Stored entries:
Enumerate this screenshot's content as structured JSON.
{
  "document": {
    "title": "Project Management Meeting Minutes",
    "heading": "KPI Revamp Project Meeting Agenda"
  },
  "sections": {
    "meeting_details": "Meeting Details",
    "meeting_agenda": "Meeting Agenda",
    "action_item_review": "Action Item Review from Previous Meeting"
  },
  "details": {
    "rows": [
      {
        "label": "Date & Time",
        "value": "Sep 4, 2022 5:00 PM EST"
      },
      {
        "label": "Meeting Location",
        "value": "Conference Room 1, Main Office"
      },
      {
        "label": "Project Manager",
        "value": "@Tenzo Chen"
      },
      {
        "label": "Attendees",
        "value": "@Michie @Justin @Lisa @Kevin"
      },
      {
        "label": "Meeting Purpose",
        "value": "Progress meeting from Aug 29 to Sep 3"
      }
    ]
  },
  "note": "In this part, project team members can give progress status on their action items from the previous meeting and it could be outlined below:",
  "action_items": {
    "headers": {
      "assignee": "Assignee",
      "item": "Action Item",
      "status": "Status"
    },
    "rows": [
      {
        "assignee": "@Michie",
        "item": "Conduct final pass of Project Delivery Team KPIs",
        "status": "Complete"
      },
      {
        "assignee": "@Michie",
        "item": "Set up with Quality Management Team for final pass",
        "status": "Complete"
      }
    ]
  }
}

Exercise prompt: Reproduce the data shown above exactly.

Task response:
Enumerate this screenshot's content as structured JSON.
{
  "document": {
    "title": "Project Management Meeting Minutes",
    "heading": "KPI Revamp Project Meeting Agenda"
  },
  "sections": {
    "meeting_details": "Meeting Details",
    "meeting_agenda": "Meeting Agenda",
    "action_item_review": "Action Item Review from Previous Meeting"
  },
  "details": {
    "rows": [
      {
        "label": "Date & Time",
        "value": "Sep 4, 2022 5:00 PM EST"
      },
      {
        "label": "Meeting Location",
        "value": "Conference Room 1, Main Office"
      },
      {
        "label": "Project Manager",
        "value": "@Tenzo Chen"
      },
      {
        "label": "Attendees",
        "value": "@Michie @Justin @Lisa @Kevin"
      },
      {
        "label": "Meeting Purpose",
        "value": "Progress meeting from Aug 29 to Sep 3"
      }
    ]
  },
  "note": "In this part, project team members can give progress status on their action items from the previous meeting and it could be outlined below:",
  "action_items": {
    "headers": {
      "assignee": "Assignee",
      "item": "Action Item",
      "status": "Status"
    },
    "rows": [
      {
        "assignee": "@Michie",
        "item": "Conduct final pass of Project Delivery Team KPIs",
        "status": "Complete"
      },
      {
        "assignee": "@Michie",
        "item": "Set up with Quality Management Team for final pass",
        "status": "Complete"
      }
    ]
  }
}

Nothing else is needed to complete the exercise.